What is needed:
Please give the data below again in full, exactly as it stands.
****
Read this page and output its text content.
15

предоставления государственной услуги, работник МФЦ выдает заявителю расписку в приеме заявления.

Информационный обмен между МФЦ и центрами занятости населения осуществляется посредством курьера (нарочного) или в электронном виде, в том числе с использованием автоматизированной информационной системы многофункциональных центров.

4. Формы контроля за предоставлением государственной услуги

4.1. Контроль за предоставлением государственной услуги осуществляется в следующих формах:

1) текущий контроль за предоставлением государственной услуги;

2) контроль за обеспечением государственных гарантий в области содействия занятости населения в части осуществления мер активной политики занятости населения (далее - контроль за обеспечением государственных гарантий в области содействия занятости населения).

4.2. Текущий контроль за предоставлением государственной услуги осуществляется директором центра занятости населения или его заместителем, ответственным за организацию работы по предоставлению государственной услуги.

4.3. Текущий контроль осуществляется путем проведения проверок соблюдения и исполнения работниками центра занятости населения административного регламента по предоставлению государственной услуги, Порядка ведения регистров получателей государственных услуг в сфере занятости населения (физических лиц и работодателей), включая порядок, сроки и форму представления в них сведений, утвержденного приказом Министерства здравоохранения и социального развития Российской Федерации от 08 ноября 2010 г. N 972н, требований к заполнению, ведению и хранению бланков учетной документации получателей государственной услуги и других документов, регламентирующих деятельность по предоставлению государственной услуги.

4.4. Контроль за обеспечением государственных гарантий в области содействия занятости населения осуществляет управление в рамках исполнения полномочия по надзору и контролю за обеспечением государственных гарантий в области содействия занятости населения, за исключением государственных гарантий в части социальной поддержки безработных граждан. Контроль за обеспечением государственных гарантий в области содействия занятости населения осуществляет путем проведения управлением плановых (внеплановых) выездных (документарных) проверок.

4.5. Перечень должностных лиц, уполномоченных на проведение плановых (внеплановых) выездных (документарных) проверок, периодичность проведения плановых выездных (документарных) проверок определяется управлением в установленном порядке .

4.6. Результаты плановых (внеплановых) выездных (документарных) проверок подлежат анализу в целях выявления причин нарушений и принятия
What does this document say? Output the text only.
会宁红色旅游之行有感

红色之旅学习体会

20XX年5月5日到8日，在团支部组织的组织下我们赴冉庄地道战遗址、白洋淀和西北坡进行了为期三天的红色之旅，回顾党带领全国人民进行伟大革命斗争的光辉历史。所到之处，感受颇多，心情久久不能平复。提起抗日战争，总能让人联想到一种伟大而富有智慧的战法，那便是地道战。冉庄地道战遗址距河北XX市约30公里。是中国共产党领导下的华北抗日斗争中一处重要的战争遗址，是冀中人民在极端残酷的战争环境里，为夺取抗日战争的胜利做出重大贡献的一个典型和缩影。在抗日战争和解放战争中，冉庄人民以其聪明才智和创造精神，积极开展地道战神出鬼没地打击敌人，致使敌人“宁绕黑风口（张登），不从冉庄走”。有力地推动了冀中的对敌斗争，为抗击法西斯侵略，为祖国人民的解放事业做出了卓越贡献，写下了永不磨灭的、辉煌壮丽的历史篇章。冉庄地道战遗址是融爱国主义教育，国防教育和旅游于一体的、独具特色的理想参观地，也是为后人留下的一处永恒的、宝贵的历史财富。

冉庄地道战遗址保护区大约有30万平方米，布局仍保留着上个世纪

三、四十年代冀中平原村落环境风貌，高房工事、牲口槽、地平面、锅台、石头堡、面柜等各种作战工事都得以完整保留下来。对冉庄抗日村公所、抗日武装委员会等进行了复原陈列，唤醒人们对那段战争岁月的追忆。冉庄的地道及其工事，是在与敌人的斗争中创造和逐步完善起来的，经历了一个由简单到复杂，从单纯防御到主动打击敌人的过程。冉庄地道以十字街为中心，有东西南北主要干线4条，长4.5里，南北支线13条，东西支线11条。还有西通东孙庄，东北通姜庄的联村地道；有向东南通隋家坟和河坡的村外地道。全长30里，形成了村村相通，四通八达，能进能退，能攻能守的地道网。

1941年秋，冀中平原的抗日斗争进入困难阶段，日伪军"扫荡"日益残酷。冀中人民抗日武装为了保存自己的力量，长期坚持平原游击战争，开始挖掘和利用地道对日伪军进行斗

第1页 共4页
****
Answer for the task:
Read this page and output its text content.
15

предоставления государственной услуги, работник МФЦ выдает заявителю расписку в приеме заявления.

Информационный обмен между МФЦ и центрами занятости населения осуществляется посредством курьера (нарочного) или в электронном виде, в том числе с использованием автоматизированной информационной системы многофункциональных центров.

4. Формы контроля за предоставлением государственной услуги

4.1. Контроль за предоставлением государственной услуги осуществляется в следующих формах:

1) текущий контроль за предоставлением государственной услуги;

2) контроль за обеспечением государственных гарантий в области содействия занятости населения в части осуществления мер активной политики занятости населения (далее - контроль за обеспечением государственных гарантий в области содействия занятости населения).

4.2. Текущий контроль за предоставлением государственной услуги осуществляется директором центра занятости населения или его заместителем, ответственным за организацию работы по предоставлению государственной услуги.

4.3. Текущий контроль осуществляется путем проведения проверок соблюдения и исполнения работниками центра занятости населения административного регламента по предоставлению государственной услуги, Порядка ведения регистров получателей государственных услуг в сфере занятости населения (физических лиц и работодателей), включая порядок, сроки и форму представления в них сведений, утвержденного приказом Министерства здравоохранения и социального развития Российской Федерации от 08 ноября 2010 г. N 972н, требований к заполнению, ведению и хранению бланков учетной документации получателей государственной услуги и других документов, регламентирующих деятельность по предоставлению государственной услуги.

4.4. Контроль за обеспечением государственных гарантий в области содействия занятости населения осуществляет управление в рамках исполнения полномочия по надзору и контролю за обеспечением государственных гарантий в области содействия занятости населения, за исключением государственных гарантий в части социальной поддержки безработных граждан. Контроль за обеспечением государственных гарантий в области содействия занятости населения осуществляет путем проведения управлением плановых (внеплановых) выездных (документарных) проверок.

4.5. Перечень должностных лиц, уполномоченных на проведение плановых (внеплановых) выездных (документарных) проверок, периодичность проведения плановых выездных (документарных) проверок определяется управлением в установленном порядке .

4.6. Результаты плановых (внеплановых) выездных (документарных) проверок подлежат анализу в целях выявления причин нарушений и принятия
What does this document say? Output the text only.
会宁红色旅游之行有感

红色之旅学习体会

20XX年5月5日到8日，在团支部组织的组织下我们赴冉庄地道战遗址、白洋淀和西北坡进行了为期三天的红色之旅，回顾党带领全国人民进行伟大革命斗争的光辉历史。所到之处，感受颇多，心情久久不能平复。提起抗日战争，总能让人联想到一种伟大而富有智慧的战法，那便是地道战。冉庄地道战遗址距河北XX市约30公里。是中国共产党领导下的华北抗日斗争中一处重要的战争遗址，是冀中人民在极端残酷的战争环境里，为夺取抗日战争的胜利做出重大贡献的一个典型和缩影。在抗日战争和解放战争中，冉庄人民以其聪明才智和创造精神，积极开展地道战神出鬼没地打击敌人，致使敌人“宁绕黑风口（张登），不从冉庄走”。有力地推动了冀中的对敌斗争，为抗击法西斯侵略，为祖国人民的解放事业做出了卓越贡献，写下了永不磨灭的、辉煌壮丽的历史篇章。冉庄地道战遗址是融爱国主义教育，国防教育和旅游于一体的、独具特色的理想参观地，也是为后人留下的一处永恒的、宝贵的历史财富。

冉庄地道战遗址保护区大约有30万平方米，布局仍保留着上个世纪

三、四十年代冀中平原村落环境风貌，高房工事、牲口槽、地平面、锅台、石头堡、面柜等各种作战工事都得以完整保留下来。对冉庄抗日村公所、抗日武装委员会等进行了复原陈列，唤醒人们对那段战争岁月的追忆。冉庄的地道及其工事，是在与敌人的斗争中创造和逐步完善起来的，经历了一个由简单到复杂，从单纯防御到主动打击敌人的过程。冉庄地道以十字街为中心，有东西南北主要干线4条，长4.5里，南北支线13条，东西支线11条。还有西通东孙庄，东北通姜庄的联村地道；有向东南通隋家坟和河坡的村外地道。全长30里，形成了村村相通，四通八达，能进能退，能攻能守的地道网。

1941年秋，冀中平原的抗日斗争进入困难阶段，日伪军"扫荡"日益残酷。冀中人民抗日武装为了保存自己的力量，长期坚持平原游击战争，开始挖掘和利用地道对日伪军进行斗

第1页 共4页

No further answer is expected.